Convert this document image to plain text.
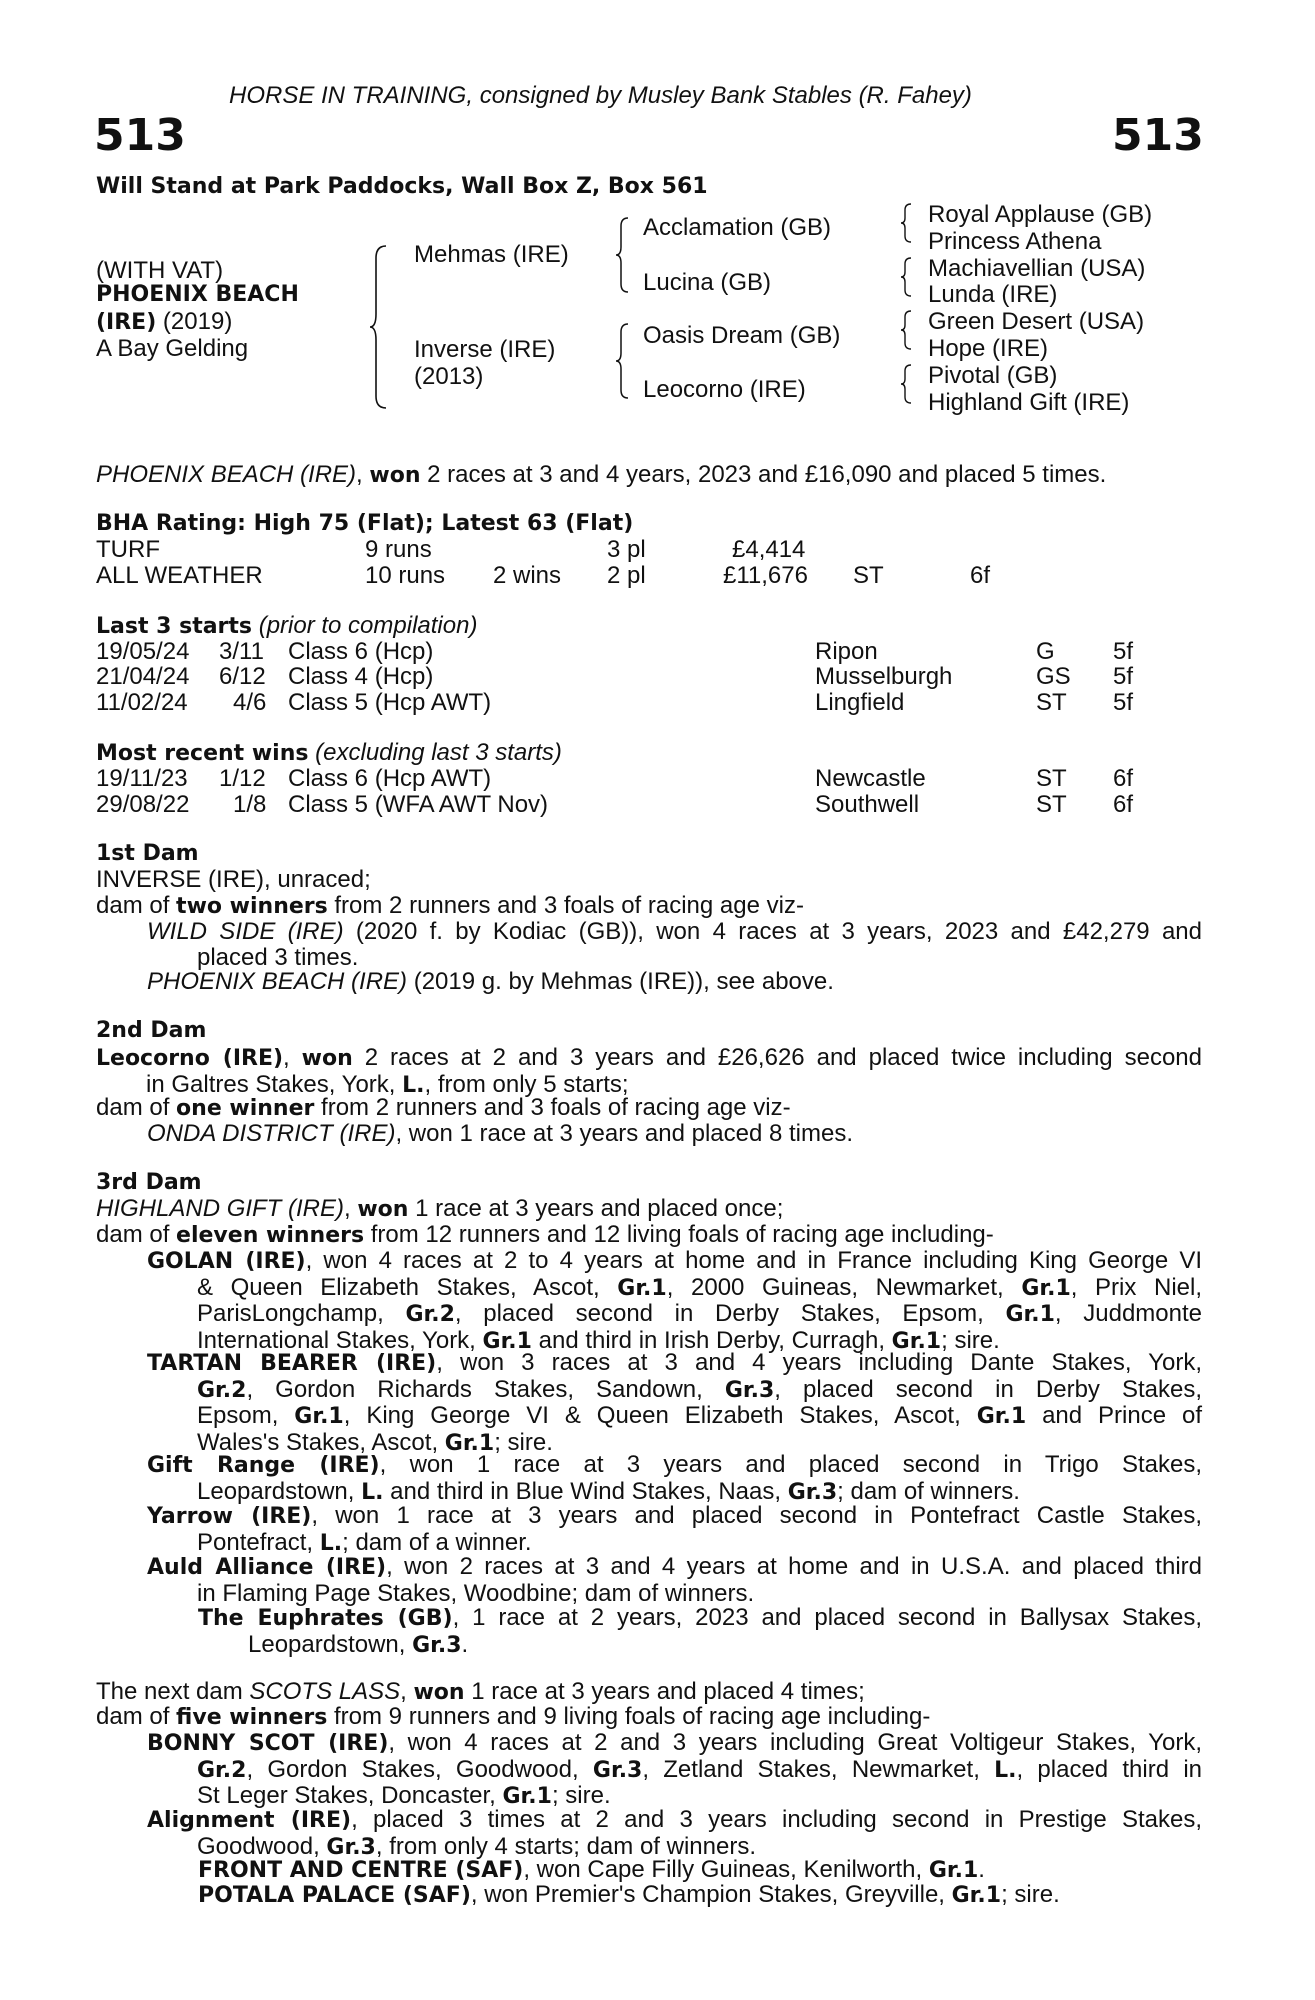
HORSE IN TRAINING, consigned by Musley Bank Stables (R. Fahey)
513	513
Will Stand at Park Paddocks, Wall Box Z, Box 561
(WITH VAT)
PHOENIX BEACH
(IRE) (2019)
A Bay Gelding
Mehmas (IRE)
Inverse (IRE)
(2013)
Acclamation (GB)
Lucina (GB)
Oasis Dream (GB)
Leocorno (IRE)
Royal Applause (GB)
Princess Athena
Machiavellian (USA)
Lunda (IRE)
Green Desert (USA)
Hope (IRE)
Pivotal (GB)
Highland Gift (IRE)
PHOENIX BEACH (IRE), won 2 races at 3 and 4 years, 2023 and £16,090 and placed 5 times.
BHA Rating: High 75 (Flat); Latest 63 (Flat)
TURF	9 runs	3 pl	£4,414
ALL WEATHER	10 runs 2 wins 2 pl	£11,676 ST	6f
Last 3 starts (prior to compilation)
19/05/24 3/11 Class 6 (Hcp)	Ripon	G 5f
21/04/24 6/12 Class 4 (Hcp)	Musselburgh	GS 5f
11/02/24 4/6 Class 5 (Hcp AWT)	Lingfield	ST 5f
Most recent wins (excluding last 3 starts)
19/11/23 1/12 Class 6 (Hcp AWT)	Newcastle	ST 6f
29/08/22 1/8 Class 5 (WFA AWT Nov)	Southwell	ST 6f
1st Dam
INVERSE (IRE), unraced;
dam of two winners from 2 runners and 3 foals of racing age viz-
WILD SIDE (IRE) (2020 f. by Kodiac (GB)), won 4 races at 3 years, 2023 and £42,279 and
placed 3 times.
PHOENIX BEACH (IRE) (2019 g. by Mehmas (IRE)), see above.
2nd Dam
Leocorno (IRE), won 2 races at 2 and 3 years and £26,626 and placed twice including second
in Galtres Stakes, York, L., from only 5 starts;
dam of one winner from 2 runners and 3 foals of racing age viz-
ONDA DISTRICT (IRE), won 1 race at 3 years and placed 8 times.
3rd Dam
HIGHLAND GIFT (IRE), won 1 race at 3 years and placed once;
dam of eleven winners from 12 runners and 12 living foals of racing age including-
GOLAN (IRE), won 4 races at 2 to 4 years at home and in France including King George VI
& Queen Elizabeth Stakes, Ascot, Gr.1, 2000 Guineas, Newmarket, Gr.1, Prix Niel,
ParisLongchamp, Gr.2, placed second in Derby Stakes, Epsom, Gr.1, Juddmonte
International Stakes, York, Gr.1 and third in Irish Derby, Curragh, Gr.1; sire.
TARTAN BEARER (IRE), won 3 races at 3 and 4 years including Dante Stakes, York,
Gr.2, Gordon Richards Stakes, Sandown, Gr.3, placed second in Derby Stakes,
Epsom, Gr.1, King George VI & Queen Elizabeth Stakes, Ascot, Gr.1 and Prince of
Wales's Stakes, Ascot, Gr.1; sire.
Gift Range (IRE), won 1 race at 3 years and placed second in Trigo Stakes,
Leopardstown, L. and third in Blue Wind Stakes, Naas, Gr.3; dam of winners.
Yarrow (IRE), won 1 race at 3 years and placed second in Pontefract Castle Stakes,
Pontefract, L.; dam of a winner.
Auld Alliance (IRE), won 2 races at 3 and 4 years at home and in U.S.A. and placed third
in Flaming Page Stakes, Woodbine; dam of winners.
The Euphrates (GB), 1 race at 2 years, 2023 and placed second in Ballysax Stakes,
Leopardstown, Gr.3.
The next dam SCOTS LASS, won 1 race at 3 years and placed 4 times;
dam of five winners from 9 runners and 9 living foals of racing age including-
BONNY SCOT (IRE), won 4 races at 2 and 3 years including Great Voltigeur Stakes, York,
Gr.2, Gordon Stakes, Goodwood, Gr.3, Zetland Stakes, Newmarket, L., placed third in
St Leger Stakes, Doncaster, Gr.1; sire.
Alignment (IRE), placed 3 times at 2 and 3 years including second in Prestige Stakes,
Goodwood, Gr.3, from only 4 starts; dam of winners.
FRONT AND CENTRE (SAF), won Cape Filly Guineas, Kenilworth, Gr.1.
POTALA PALACE (SAF), won Premier's Champion Stakes, Greyville, Gr.1; sire.
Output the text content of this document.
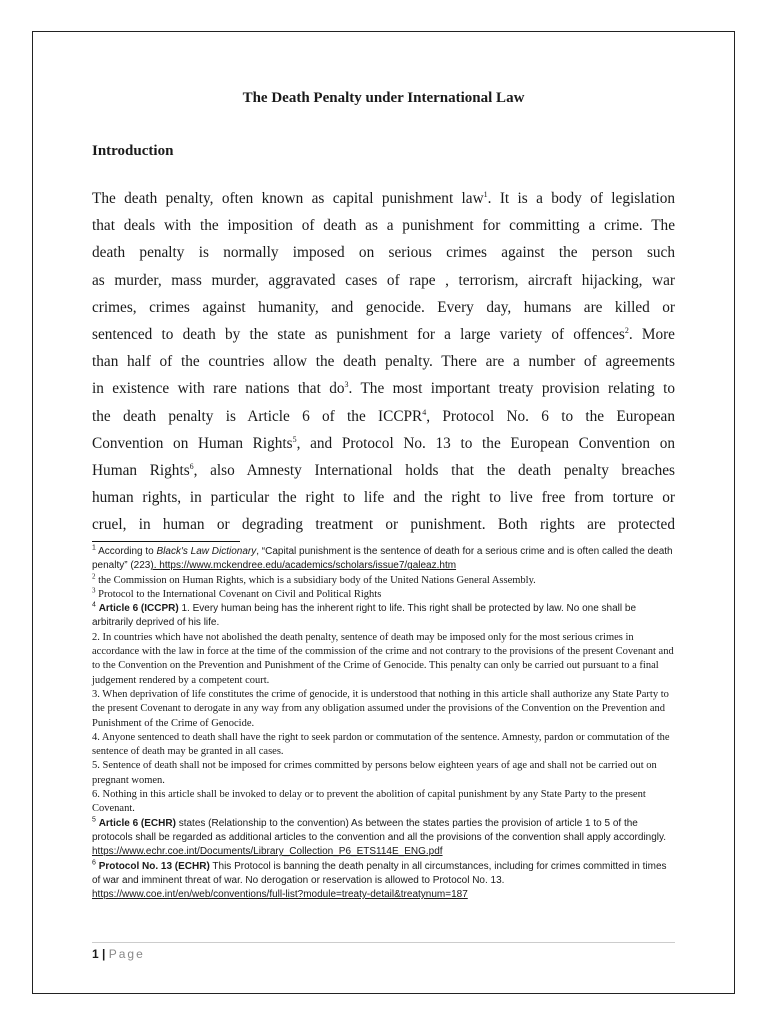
The Death Penalty under International Law
Introduction
The death penalty, often known as capital punishment law$^1$. It is a body of legislation
that deals with the imposition of death as a punishment for committing a crime. The
death penalty is normally imposed on serious crimes against the person such
as murder, mass murder, aggravated cases of rape , terrorism, aircraft hijacking, war
crimes, crimes against humanity, and genocide. Every day, humans are killed or
sentenced to death by the state as punishment for a large variety of offences$^2$. More
than half of the countries allow the death penalty. There are a number of agreements
in existence with rare nations that $do^3$. The most important treaty provision relating to
the death penalty is Article 6 of the ICCPR$^4$, Protocol No. 6 to the European
Convention on Human Rights$^5$, and Protocol No. 13 to the European Convention on
Human Rights$^6$, also Amnesty International holds that the death penalty breaches
human rights, in particular the right to life and the right to live free from torture or
cruel, in human or degrading treatment or punishment. Both rights are protected

$^1$ According to Black's Law Dictionary, “Capital punishment is the sentence of death for a serious crime and is often called the death penalty” (223). https://www.mckendree.edu/academics/scholars/issue7/galeaz.htm

$^2$ the Commission on Human Rights, which is a subsidiary body of the United Nations General Assembly.

$^3$ Protocol to the International Covenant on Civil and Political Rights

$^4$ Article 6 (ICCPR) 1. Every human being has the inherent right to life. This right shall be protected by law. No one shall be arbitrarily deprived of his life.

2. In countries which have not abolished the death penalty, sentence of death may be imposed only for the most serious crimes in accordance with the law in force at the time of the commission of the crime and not contrary to the provisions of the present Covenant and to the Convention on the Prevention and Punishment of the Crime of Genocide. This penalty can only be carried out pursuant to a final judgement rendered by a competent court.

3. When deprivation of life constitutes the crime of genocide, it is understood that nothing in this article shall authorize any State Party to the present Covenant to derogate in any way from any obligation assumed under the provisions of the Convention on the Prevention and Punishment of the Crime of Genocide.

4. Anyone sentenced to death shall have the right to seek pardon or commutation of the sentence. Amnesty, pardon or commutation of the sentence of death may be granted in all cases.

5. Sentence of death shall not be imposed for crimes committed by persons below eighteen years of age and shall not be carried out on pregnant women.

6. Nothing in this article shall be invoked to delay or to prevent the abolition of capital punishment by any State Party to the present Covenant.

$^5$ Article 6 (ECHR) states (Relationship to the convention) As between the states parties the provision of article 1 to 5 of the protocols shall be regarded as additional articles to the convention and all the provisions of the convention shall apply accordingly.
https://www.echr.coe.int/Documents/Library_Collection_P6_ETS114E_ENG.pdf

$^6$ Protocol No. 13 (ECHR) This Protocol is banning the death penalty in all circumstances, including for crimes committed in times of war and imminent threat of war. No derogation or reservation is allowed to Protocol No. 13. https://www.coe.int/en/web/conventions/full-list?module=treaty-detail&treatynum=187

1 | Page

*GIVEN REQUEST:*
Count how many lines contain "Epsom" and give only that count.

*ANSWER FOR THE TASK:*
2